Count lines with the string "JSON" in them. State the number alone.
──────── INFORMATION GIVEN
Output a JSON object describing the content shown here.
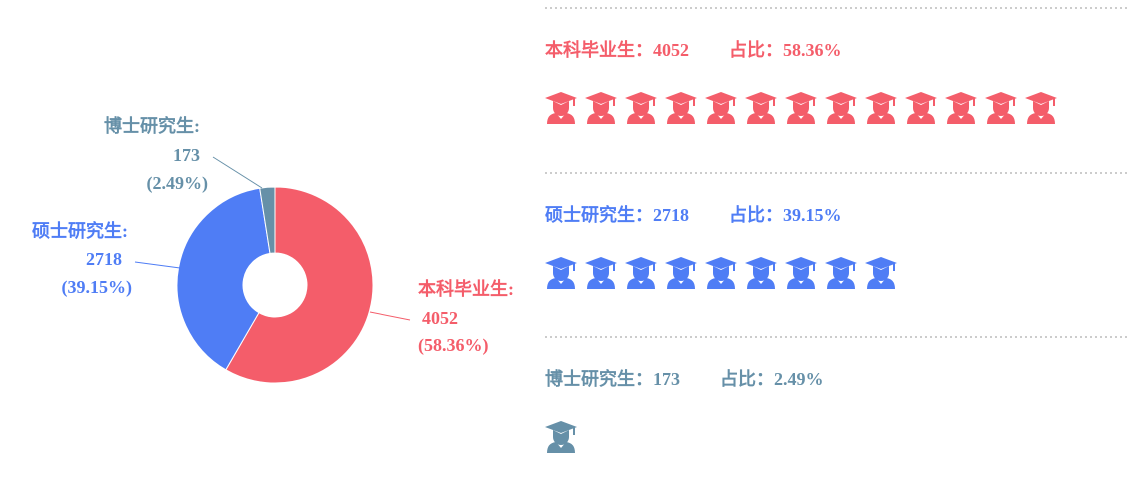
{
  "chart_data": {
    "type": "pie",
    "categories": [
      "本科毕业生:",
      "硕士研究生:",
      "博士研究生:"
    ],
    "values": [
      4052,
      2718,
      173
    ],
    "percent_labels": [
      "(58.36%)",
      "(39.15%)",
      "(2.49%)"
    ],
    "colors": [
      "#f45d6a",
      "#4f7df5",
      "#6690a8"
    ]
  },
  "rows": [
    {
      "label": "本科毕业生：",
      "count": 4052,
      "share_label": "占比：",
      "share": "58.36%",
      "icons": 13
    },
    {
      "label": "硕士研究生：",
      "count": 2718,
      "share_label": "占比：",
      "share": "39.15%",
      "icons": 9
    },
    {
      "label": "博士研究生：",
      "count": 173,
      "share_label": "占比：",
      "share": "2.49%",
      "icons": 1
    }
  ]
}
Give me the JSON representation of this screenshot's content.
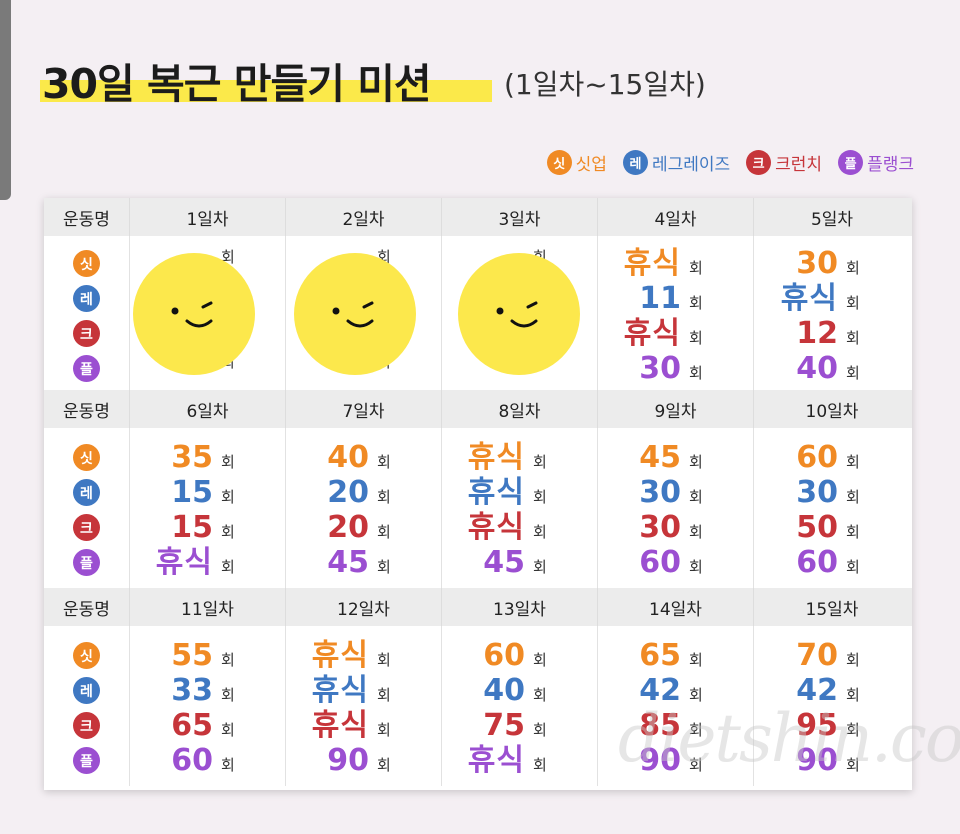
{
  "title": "30일 복근 만들기 미션",
  "subtitle": "(1일차~15일차)",
  "legend": [
    {
      "icon": "싯",
      "label": "싯업",
      "color": "#f08a24"
    },
    {
      "icon": "레",
      "label": "레그레이즈",
      "color": "#3f78c2"
    },
    {
      "icon": "크",
      "label": "크런치",
      "color": "#c6353a"
    },
    {
      "icon": "플",
      "label": "플랭크",
      "color": "#9b4fd1"
    }
  ],
  "table": {
    "row_header": "운동명",
    "unit": "회",
    "bands": [
      {
        "days": [
          {
            "label": "1일차",
            "values": [
              "",
              "",
              "",
              ""
            ]
          },
          {
            "label": "2일차",
            "values": [
              "",
              "",
              "",
              ""
            ]
          },
          {
            "label": "3일차",
            "values": [
              "",
              "",
              "",
              ""
            ]
          },
          {
            "label": "4일차",
            "values": [
              "휴식",
              "11",
              "휴식",
              "30"
            ]
          },
          {
            "label": "5일차",
            "values": [
              "30",
              "휴식",
              "12",
              "40"
            ]
          }
        ]
      },
      {
        "days": [
          {
            "label": "6일차",
            "values": [
              "35",
              "15",
              "15",
              "휴식"
            ]
          },
          {
            "label": "7일차",
            "values": [
              "40",
              "20",
              "20",
              "45"
            ]
          },
          {
            "label": "8일차",
            "values": [
              "휴식",
              "휴식",
              "휴식",
              "45"
            ]
          },
          {
            "label": "9일차",
            "values": [
              "45",
              "30",
              "30",
              "60"
            ]
          },
          {
            "label": "10일차",
            "values": [
              "60",
              "30",
              "50",
              "60"
            ]
          }
        ]
      },
      {
        "days": [
          {
            "label": "11일차",
            "values": [
              "55",
              "33",
              "65",
              "60"
            ]
          },
          {
            "label": "12일차",
            "values": [
              "휴식",
              "휴식",
              "휴식",
              "90"
            ]
          },
          {
            "label": "13일차",
            "values": [
              "60",
              "40",
              "75",
              "휴식"
            ]
          },
          {
            "label": "14일차",
            "values": [
              "65",
              "42",
              "85",
              "90"
            ]
          },
          {
            "label": "15일차",
            "values": [
              "70",
              "42",
              "95",
              "90"
            ]
          }
        ]
      }
    ]
  },
  "watermark": "dietshin.com"
}
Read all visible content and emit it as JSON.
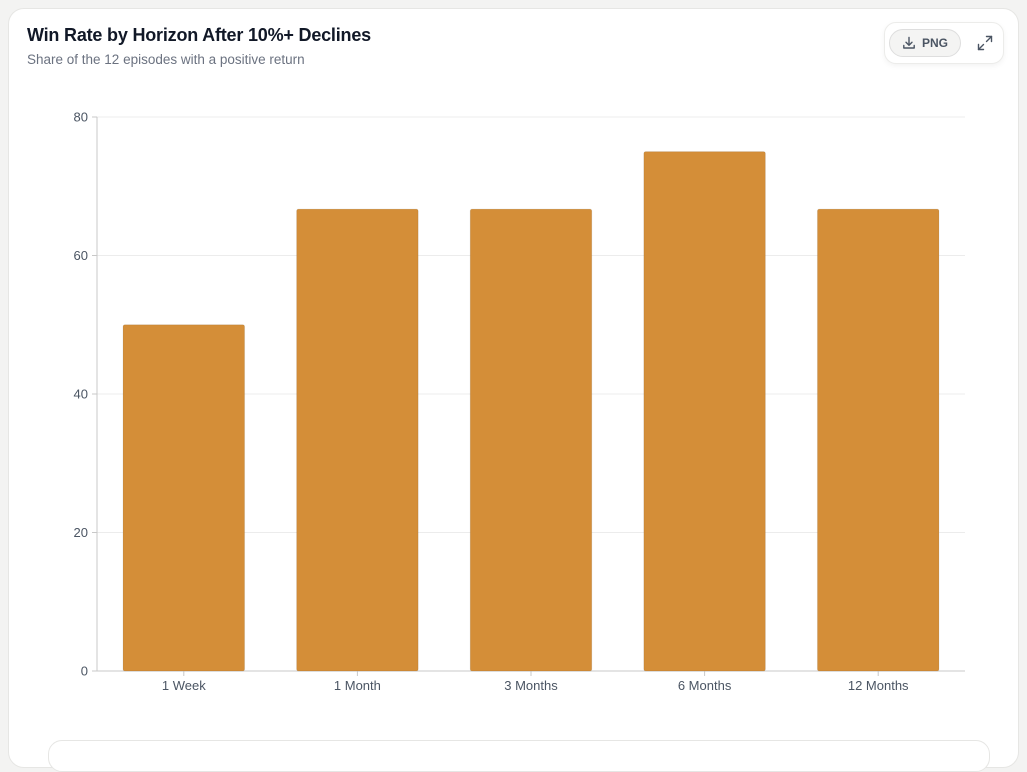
{
  "header": {
    "title": "Win Rate by Horizon After 10%+ Declines",
    "subtitle": "Share of the 12 episodes with a positive return"
  },
  "toolbar": {
    "png_label": "PNG",
    "download_icon": "download-icon",
    "expand_icon": "expand-icon"
  },
  "colors": {
    "bar": "#d48e38",
    "grid": "#ececec",
    "axis": "#c8c8c8"
  },
  "chart_data": {
    "type": "bar",
    "title": "Win Rate by Horizon After 10%+ Declines",
    "subtitle": "Share of the 12 episodes with a positive return",
    "xlabel": "",
    "ylabel": "",
    "categories": [
      "1 Week",
      "1 Month",
      "3 Months",
      "6 Months",
      "12 Months"
    ],
    "values": [
      50,
      66.7,
      66.7,
      75,
      66.7
    ],
    "ylim": [
      0,
      80
    ],
    "yticks": [
      0,
      20,
      40,
      60,
      80
    ],
    "grid": true,
    "legend": "none"
  }
}
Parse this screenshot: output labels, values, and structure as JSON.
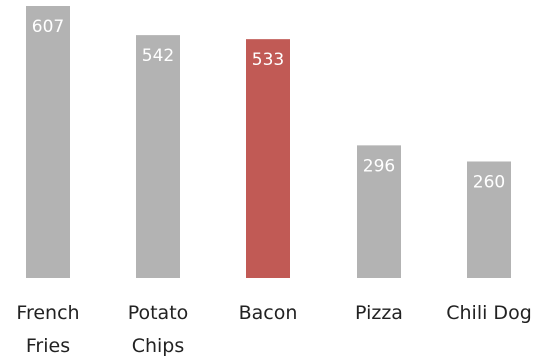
{
  "chart_data": {
    "type": "bar",
    "categories": [
      [
        "French",
        "Fries"
      ],
      [
        "Potato",
        "Chips"
      ],
      [
        "Bacon"
      ],
      [
        "Pizza"
      ],
      [
        "Chili Dog"
      ]
    ],
    "values": [
      607,
      542,
      533,
      296,
      260
    ],
    "value_labels": [
      "607",
      "542",
      "533",
      "296",
      "260"
    ],
    "highlight_index": 2,
    "grid": false,
    "legend": "none",
    "colors": {
      "bar": "#b3b3b3",
      "highlight": "#c15a55",
      "value_text": "#ffffff",
      "label_text": "#222222"
    }
  }
}
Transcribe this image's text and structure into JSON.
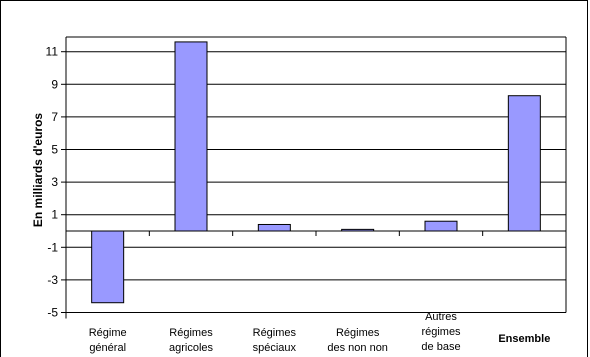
{
  "chart_data": {
    "type": "bar",
    "ylabel": "En milliards d'euros",
    "ylim": [
      -5,
      12
    ],
    "yticks": [
      11,
      9,
      7,
      5,
      3,
      1,
      -1,
      -3,
      -5
    ],
    "grid": true,
    "categories": [
      [
        "Régime",
        "général"
      ],
      [
        "Régimes",
        "agricoles"
      ],
      [
        "Régimes",
        "spéciaux"
      ],
      [
        "Régimes",
        "des non non"
      ],
      [
        "Autres",
        "régimes",
        "de base"
      ],
      [
        "Ensemble"
      ]
    ],
    "bold_categories": [
      5
    ],
    "values": [
      -4.4,
      11.6,
      0.4,
      0.1,
      0.6,
      8.3
    ],
    "bar_color": "#9999ff"
  }
}
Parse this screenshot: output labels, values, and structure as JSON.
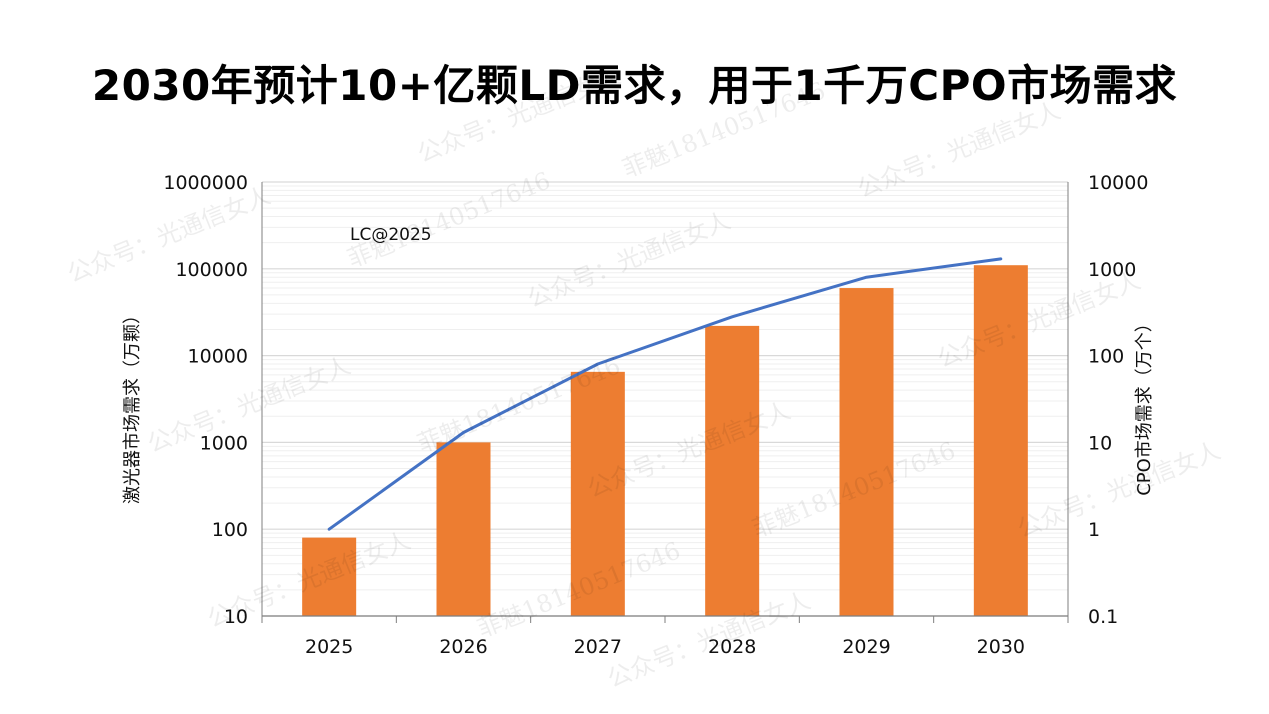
{
  "title": "2030年预计10+亿颗LD需求，用于1千万CPO市场需求",
  "watermarks": {
    "public_account": "公众号：光通信女人",
    "contact": "菲魅18140517646"
  },
  "colors": {
    "bar": "#ED7D31",
    "line": "#4472C4",
    "grid": "#d9d9d9"
  },
  "chart_data": {
    "type": "bar+line",
    "categories": [
      "2025",
      "2026",
      "2027",
      "2028",
      "2029",
      "2030"
    ],
    "series": [
      {
        "name": "激光器市场需求（万颗）",
        "type": "bar",
        "axis": "left",
        "values": [
          80,
          1000,
          6500,
          22000,
          60000,
          110000
        ]
      },
      {
        "name": "CPO市场需求（万个）",
        "type": "line",
        "axis": "right",
        "values": [
          1,
          13,
          80,
          280,
          800,
          1300
        ]
      }
    ],
    "y_left": {
      "label": "激光器市场需求（万颗）",
      "scale": "log",
      "range": [
        10,
        1000000
      ],
      "ticks": [
        "10",
        "100",
        "1000",
        "10000",
        "100000",
        "1000000"
      ]
    },
    "y_right": {
      "label": "CPO市场需求（万个）",
      "scale": "log",
      "range": [
        0.1,
        10000
      ],
      "ticks": [
        "0.1",
        "1",
        "10",
        "100",
        "1000",
        "10000"
      ]
    },
    "annotation": "LC@2025",
    "grid": true
  }
}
────────────────
__SOLUTION__
6